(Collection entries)
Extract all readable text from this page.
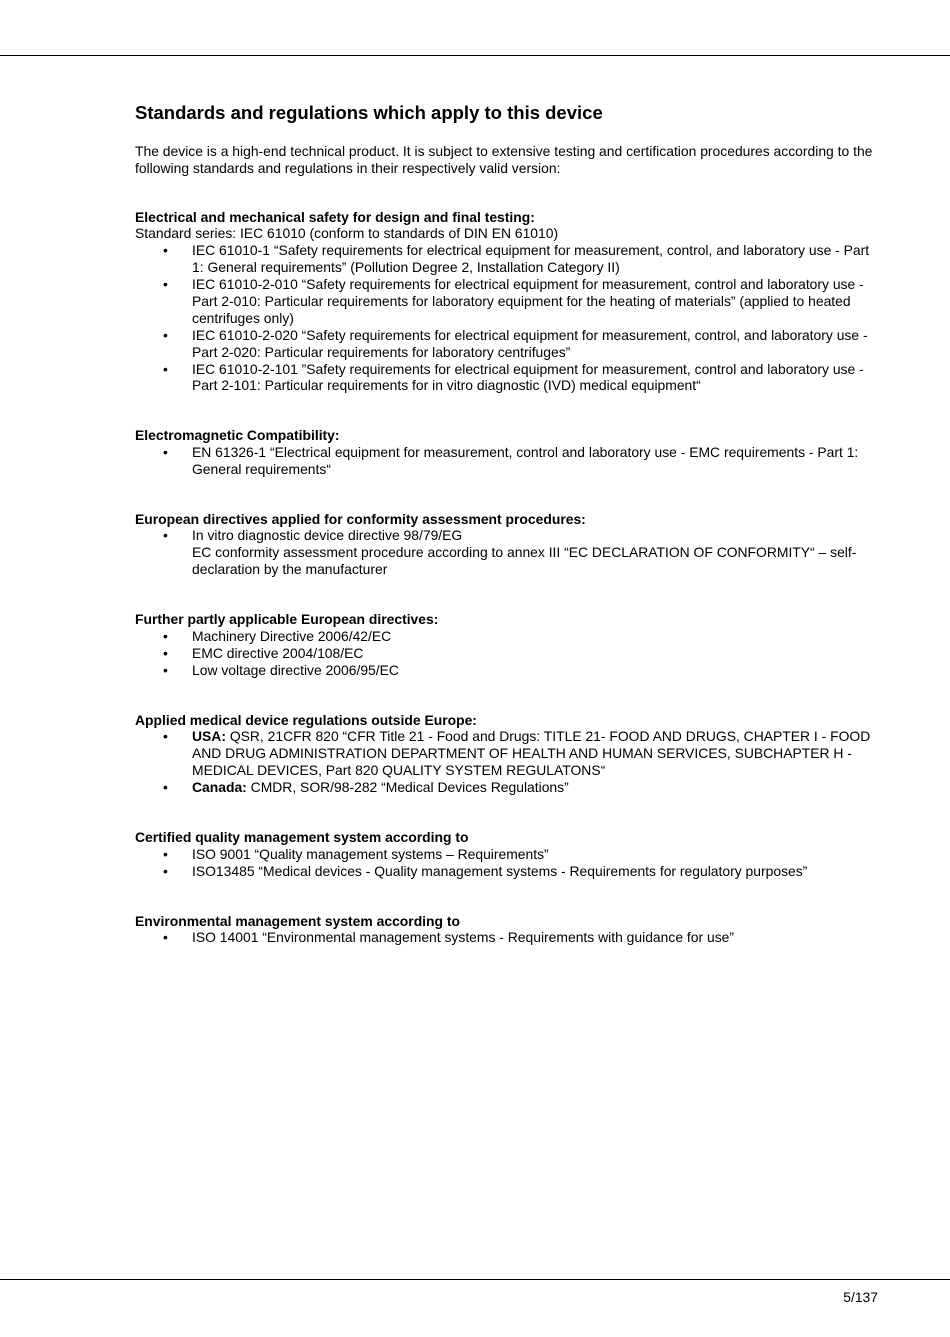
Standards and regulations which apply to this device

The device is a high-end technical product. It is subject to extensive testing and certification procedures according to the following standards and regulations in their respectively valid version:

Electrical and mechanical safety for design and final testing:

Standard series: IEC 61010 (conform to standards of DIN EN 61010)

• IEC 61010-1 “Safety requirements for electrical equipment for measurement, control, and laboratory use - Part 1: General requirements” (Pollution Degree 2, Installation Category II)
• IEC 61010-2-010 “Safety requirements for electrical equipment for measurement, control and laboratory use - Part 2-010: Particular requirements for laboratory equipment for the heating of materials” (applied to heated centrifuges only)
• IEC 61010-2-020 “Safety requirements for electrical equipment for measurement, control, and laboratory use - Part 2-020: Particular requirements for laboratory centrifuges”
• IEC 61010-2-101 ”Safety requirements for electrical equipment for measurement, control and laboratory use - Part 2-101: Particular requirements for in vitro diagnostic (IVD) medical equipment“

Electromagnetic Compatibility:

• EN 61326-1 “Electrical equipment for measurement, control and laboratory use - EMC requirements - Part 1: General requirements“

European directives applied for conformity assessment procedures:

• In vitro diagnostic device directive 98/79/EG
EC conformity assessment procedure according to annex III “EC DECLARATION OF CONFORMITY“ – self-declaration by the manufacturer

Further partly applicable European directives:

• Machinery Directive 2006/42/EC
• EMC directive 2004/108/EC
• Low voltage directive 2006/95/EC

Applied medical device regulations outside Europe:

• USA: QSR, 21CFR 820 “CFR Title 21 - Food and Drugs: TITLE 21- FOOD AND DRUGS, CHAPTER I - FOOD AND DRUG ADMINISTRATION DEPARTMENT OF HEALTH AND HUMAN SERVICES, SUBCHAPTER H - MEDICAL DEVICES, Part 820 QUALITY SYSTEM REGULATONS“
• Canada: CMDR, SOR/98-282 “Medical Devices Regulations”

Certified quality management system according to

• ISO 9001 “Quality management systems – Requirements”
• ISO13485 “Medical devices - Quality management systems - Requirements for regulatory purposes”

Environmental management system according to

• ISO 14001 “Environmental management systems - Requirements with guidance for use”
5/137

__Given request__: Find the lines with the string "control" and reproduce them.

__Result of the task__:
• IEC 61010-1 “Safety requirements for electrical equipment for measurement, control, and laboratory use - Part 1: General requirements” (Pollution Degree 2, Installation Category II)
• IEC 61010-2-010 “Safety requirements for electrical equipment for measurement, control and laboratory use - Part 2-010: Particular requirements for laboratory equipment for the heating of materials” (applied to heated centrifuges only)
• IEC 61010-2-020 “Safety requirements for electrical equipment for measurement, control, and laboratory use - Part 2-020: Particular requirements for laboratory centrifuges”
• IEC 61010-2-101 ”Safety requirements for electrical equipment for measurement, control and laboratory use - Part 2-101: Particular requirements for in vitro diagnostic (IVD) medical equipment“
• EN 61326-1 “Electrical equipment for measurement, control and laboratory use - EMC requirements - Part 1: General requirements“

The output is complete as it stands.